- _Exercise aim_
Pull out each line of the records holding the string "frac".
BEGIN Working data
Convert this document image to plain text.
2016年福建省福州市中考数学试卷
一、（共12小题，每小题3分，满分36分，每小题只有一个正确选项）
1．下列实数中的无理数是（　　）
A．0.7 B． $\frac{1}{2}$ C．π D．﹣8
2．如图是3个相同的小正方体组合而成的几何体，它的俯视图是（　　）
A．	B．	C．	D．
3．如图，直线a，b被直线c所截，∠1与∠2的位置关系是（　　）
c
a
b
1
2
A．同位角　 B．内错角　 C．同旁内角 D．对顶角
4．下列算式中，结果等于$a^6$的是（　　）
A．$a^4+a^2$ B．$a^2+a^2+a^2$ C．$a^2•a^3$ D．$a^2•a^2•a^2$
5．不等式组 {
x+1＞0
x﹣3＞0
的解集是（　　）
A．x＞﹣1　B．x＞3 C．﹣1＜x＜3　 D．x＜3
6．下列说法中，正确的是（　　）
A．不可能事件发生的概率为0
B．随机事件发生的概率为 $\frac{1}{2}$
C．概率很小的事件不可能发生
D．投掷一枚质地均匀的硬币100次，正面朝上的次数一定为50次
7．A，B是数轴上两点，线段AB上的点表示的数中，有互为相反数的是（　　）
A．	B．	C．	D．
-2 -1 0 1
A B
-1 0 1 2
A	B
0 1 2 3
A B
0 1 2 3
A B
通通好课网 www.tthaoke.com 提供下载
END Working data
- _Reply to the exercise_
A．0.7 B． $\frac{1}{2}$ C．π D．﹣8
B．随机事件发生的概率为 $\frac{1}{2}$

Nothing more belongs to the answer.